[Items listed in a dataset]
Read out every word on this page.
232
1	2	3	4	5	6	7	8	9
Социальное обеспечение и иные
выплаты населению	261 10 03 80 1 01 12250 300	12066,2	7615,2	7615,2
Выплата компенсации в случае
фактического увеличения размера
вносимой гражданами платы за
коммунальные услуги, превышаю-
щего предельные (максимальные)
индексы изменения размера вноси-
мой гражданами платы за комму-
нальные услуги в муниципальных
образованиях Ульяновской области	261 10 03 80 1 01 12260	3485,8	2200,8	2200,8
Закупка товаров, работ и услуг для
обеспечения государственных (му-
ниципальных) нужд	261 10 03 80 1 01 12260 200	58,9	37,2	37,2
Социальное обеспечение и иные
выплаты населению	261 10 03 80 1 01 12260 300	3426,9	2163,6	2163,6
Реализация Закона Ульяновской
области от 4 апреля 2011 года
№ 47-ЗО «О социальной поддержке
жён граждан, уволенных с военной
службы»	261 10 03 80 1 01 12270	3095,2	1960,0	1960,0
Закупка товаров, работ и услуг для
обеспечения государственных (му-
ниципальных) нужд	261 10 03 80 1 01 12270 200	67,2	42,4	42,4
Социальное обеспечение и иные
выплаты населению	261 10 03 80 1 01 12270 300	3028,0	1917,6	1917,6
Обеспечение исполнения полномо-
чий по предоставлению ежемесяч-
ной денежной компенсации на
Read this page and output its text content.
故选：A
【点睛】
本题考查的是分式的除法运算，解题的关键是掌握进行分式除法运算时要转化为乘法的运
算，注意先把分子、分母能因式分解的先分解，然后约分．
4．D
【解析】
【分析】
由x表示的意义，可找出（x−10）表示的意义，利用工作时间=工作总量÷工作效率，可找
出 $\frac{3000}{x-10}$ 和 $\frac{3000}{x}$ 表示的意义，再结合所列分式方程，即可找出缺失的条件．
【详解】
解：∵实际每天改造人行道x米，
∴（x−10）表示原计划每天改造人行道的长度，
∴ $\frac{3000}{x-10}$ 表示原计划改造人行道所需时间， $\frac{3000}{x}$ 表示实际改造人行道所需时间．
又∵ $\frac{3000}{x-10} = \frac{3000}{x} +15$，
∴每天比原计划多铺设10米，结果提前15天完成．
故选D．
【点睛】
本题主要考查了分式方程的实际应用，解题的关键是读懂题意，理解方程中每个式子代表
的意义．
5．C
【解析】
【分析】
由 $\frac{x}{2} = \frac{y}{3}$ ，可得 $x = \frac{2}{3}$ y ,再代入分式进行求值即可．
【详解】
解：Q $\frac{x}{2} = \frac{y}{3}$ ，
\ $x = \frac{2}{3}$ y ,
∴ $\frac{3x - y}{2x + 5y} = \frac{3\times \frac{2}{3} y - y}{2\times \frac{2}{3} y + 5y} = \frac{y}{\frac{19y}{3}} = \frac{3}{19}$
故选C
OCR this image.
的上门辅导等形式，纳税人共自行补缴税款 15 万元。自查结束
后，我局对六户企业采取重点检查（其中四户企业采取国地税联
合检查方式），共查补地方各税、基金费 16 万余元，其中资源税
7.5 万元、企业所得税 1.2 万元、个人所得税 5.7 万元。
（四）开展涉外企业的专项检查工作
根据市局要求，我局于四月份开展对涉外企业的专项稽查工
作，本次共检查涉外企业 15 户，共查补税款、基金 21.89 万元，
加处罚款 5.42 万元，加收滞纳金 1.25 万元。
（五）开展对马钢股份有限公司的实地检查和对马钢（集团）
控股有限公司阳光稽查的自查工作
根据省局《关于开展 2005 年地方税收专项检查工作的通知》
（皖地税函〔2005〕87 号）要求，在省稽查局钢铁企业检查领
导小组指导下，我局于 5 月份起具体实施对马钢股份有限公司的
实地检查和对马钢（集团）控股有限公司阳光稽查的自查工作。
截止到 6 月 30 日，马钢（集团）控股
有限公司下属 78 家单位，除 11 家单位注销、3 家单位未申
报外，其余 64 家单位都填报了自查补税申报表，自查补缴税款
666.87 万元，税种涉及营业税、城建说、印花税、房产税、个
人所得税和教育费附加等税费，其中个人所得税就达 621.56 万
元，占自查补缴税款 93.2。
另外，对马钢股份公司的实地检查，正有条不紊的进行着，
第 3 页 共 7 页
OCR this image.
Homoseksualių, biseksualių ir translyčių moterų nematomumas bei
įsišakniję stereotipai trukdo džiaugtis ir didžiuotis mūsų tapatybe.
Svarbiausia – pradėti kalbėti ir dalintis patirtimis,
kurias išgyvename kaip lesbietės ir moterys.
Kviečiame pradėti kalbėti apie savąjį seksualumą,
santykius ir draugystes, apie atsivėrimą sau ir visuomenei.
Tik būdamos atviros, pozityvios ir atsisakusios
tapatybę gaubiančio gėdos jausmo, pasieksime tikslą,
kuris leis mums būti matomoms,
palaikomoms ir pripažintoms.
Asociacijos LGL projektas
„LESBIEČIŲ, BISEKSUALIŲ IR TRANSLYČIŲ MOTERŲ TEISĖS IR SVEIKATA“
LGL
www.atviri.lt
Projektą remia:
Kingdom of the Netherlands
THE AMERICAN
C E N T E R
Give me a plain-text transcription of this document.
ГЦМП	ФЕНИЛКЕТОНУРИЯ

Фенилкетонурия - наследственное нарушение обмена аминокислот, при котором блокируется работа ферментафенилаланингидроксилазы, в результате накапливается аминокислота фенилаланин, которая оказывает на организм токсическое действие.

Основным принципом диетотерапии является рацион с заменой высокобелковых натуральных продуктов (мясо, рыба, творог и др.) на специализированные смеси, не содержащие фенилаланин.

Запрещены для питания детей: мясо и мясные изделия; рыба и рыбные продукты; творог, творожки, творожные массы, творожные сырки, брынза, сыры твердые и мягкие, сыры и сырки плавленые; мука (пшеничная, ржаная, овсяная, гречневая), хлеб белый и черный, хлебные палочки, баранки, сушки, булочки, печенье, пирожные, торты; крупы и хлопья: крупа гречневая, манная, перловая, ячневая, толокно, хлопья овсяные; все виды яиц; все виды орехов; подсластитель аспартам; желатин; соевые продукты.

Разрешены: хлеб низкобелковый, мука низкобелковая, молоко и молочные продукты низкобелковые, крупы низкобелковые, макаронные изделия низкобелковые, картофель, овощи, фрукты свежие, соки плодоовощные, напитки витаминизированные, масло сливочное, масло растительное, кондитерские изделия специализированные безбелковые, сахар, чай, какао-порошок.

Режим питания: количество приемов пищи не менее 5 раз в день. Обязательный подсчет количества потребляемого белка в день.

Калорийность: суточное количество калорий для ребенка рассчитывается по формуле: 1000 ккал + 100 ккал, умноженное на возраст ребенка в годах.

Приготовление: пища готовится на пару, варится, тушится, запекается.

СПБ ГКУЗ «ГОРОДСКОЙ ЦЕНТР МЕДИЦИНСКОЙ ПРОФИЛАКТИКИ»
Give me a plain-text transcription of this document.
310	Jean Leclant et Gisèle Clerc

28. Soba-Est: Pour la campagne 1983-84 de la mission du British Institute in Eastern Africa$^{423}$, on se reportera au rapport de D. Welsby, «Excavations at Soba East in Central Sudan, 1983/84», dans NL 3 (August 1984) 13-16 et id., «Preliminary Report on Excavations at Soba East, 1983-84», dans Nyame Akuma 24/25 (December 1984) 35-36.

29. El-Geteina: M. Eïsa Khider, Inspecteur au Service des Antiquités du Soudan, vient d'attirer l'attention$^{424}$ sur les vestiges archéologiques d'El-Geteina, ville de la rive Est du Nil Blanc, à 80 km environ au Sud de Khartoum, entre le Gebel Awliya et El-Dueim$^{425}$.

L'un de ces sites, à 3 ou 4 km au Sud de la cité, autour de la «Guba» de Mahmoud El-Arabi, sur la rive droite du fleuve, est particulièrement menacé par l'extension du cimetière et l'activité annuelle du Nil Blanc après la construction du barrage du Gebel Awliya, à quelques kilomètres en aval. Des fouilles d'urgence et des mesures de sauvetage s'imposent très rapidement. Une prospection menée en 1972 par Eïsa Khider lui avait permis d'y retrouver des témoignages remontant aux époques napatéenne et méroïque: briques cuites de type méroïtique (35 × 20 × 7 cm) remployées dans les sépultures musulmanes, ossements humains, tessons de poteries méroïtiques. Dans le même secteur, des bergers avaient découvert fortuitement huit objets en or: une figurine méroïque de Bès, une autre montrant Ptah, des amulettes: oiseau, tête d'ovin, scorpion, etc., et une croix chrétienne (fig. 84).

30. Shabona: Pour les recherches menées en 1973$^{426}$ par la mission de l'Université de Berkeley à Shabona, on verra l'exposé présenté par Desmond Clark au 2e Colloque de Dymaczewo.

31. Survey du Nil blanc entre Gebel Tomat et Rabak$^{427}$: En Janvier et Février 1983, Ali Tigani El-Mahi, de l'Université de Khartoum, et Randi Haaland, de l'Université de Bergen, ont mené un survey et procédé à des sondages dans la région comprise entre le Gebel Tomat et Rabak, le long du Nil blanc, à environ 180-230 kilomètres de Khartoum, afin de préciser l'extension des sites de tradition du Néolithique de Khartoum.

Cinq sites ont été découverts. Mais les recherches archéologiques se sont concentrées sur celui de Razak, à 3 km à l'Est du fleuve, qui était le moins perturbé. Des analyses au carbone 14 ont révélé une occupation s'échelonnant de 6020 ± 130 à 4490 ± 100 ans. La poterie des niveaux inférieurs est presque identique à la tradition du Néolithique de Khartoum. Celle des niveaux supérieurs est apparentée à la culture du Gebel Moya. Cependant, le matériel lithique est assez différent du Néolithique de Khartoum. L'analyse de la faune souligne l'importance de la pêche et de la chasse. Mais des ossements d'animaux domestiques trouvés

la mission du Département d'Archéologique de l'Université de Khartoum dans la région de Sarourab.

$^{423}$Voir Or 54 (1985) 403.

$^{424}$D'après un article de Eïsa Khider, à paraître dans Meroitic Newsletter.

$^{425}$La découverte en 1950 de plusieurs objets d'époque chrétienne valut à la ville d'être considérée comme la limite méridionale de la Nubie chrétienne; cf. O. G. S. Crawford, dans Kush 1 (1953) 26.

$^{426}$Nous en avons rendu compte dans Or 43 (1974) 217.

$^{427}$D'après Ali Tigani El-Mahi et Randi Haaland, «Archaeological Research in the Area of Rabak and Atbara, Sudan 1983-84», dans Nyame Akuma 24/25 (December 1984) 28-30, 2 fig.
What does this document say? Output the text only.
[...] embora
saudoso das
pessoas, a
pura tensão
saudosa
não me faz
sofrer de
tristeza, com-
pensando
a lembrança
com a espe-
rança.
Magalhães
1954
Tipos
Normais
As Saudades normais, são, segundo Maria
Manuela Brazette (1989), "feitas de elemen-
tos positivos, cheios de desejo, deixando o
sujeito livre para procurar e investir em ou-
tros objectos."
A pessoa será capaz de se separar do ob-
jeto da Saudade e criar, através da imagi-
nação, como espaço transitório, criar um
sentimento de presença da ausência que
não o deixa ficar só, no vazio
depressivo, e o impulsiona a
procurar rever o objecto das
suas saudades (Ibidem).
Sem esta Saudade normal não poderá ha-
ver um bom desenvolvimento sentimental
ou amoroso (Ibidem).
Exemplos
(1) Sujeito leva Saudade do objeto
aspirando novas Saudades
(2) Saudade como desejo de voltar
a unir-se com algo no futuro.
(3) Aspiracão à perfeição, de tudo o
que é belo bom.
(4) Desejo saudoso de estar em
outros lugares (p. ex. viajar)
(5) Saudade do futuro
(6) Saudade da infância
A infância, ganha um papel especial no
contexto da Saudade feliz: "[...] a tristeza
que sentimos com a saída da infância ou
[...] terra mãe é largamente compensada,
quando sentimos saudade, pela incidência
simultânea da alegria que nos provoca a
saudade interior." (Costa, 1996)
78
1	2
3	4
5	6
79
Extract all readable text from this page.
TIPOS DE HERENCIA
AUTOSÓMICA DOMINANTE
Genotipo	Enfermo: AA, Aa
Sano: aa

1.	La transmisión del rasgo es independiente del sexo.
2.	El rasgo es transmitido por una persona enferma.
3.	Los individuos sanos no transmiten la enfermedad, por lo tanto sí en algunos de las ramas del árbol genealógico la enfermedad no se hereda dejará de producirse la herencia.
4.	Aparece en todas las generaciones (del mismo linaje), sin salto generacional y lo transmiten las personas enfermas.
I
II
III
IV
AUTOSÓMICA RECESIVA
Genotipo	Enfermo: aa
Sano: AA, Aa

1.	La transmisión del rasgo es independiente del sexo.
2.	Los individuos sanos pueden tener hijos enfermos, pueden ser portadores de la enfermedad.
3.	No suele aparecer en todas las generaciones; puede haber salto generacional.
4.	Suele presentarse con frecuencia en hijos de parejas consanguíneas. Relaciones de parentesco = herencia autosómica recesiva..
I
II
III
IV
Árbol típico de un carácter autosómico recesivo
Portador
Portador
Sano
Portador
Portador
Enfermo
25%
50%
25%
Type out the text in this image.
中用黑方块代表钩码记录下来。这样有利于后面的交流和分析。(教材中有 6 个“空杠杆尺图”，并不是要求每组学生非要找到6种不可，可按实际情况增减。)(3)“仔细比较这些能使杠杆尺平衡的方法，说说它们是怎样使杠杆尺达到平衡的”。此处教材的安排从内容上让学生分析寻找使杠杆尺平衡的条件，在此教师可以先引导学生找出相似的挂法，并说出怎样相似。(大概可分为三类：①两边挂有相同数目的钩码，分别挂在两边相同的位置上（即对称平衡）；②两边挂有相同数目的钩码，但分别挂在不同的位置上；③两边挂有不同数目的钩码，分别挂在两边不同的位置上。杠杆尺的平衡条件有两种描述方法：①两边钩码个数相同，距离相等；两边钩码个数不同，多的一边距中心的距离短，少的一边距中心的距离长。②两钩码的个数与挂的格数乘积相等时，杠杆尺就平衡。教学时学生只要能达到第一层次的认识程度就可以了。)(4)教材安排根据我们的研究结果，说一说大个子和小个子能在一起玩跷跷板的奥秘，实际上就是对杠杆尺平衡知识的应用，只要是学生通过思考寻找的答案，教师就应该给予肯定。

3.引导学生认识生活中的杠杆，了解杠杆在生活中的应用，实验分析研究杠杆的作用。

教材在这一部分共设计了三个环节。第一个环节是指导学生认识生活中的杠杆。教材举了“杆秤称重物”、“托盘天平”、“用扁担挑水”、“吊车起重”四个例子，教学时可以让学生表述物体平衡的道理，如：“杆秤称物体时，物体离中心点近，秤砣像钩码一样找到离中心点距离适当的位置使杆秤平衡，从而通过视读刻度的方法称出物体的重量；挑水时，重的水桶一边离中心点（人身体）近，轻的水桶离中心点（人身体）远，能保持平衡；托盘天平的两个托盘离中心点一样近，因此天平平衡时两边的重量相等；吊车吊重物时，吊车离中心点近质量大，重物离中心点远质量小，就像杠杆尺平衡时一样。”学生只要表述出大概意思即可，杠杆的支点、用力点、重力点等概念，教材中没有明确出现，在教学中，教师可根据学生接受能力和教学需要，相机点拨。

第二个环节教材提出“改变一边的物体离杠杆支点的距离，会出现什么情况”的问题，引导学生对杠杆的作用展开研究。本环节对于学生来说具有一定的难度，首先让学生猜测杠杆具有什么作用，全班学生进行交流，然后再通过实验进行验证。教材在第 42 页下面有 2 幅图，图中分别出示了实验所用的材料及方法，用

WHAT IS REQUIRED: Look through the lines above and collect those with the word "individuos".

SOLUTION BELOW:
3.	Los individuos sanos no transmiten la enfermedad, por lo tanto sí en algunos de las ramas del árbol genealógico la enfermedad no se hereda dejará de producirse la herencia.
2.	Los individuos sanos pueden tener hijos enfermos, pueden ser portadores de la enfermedad.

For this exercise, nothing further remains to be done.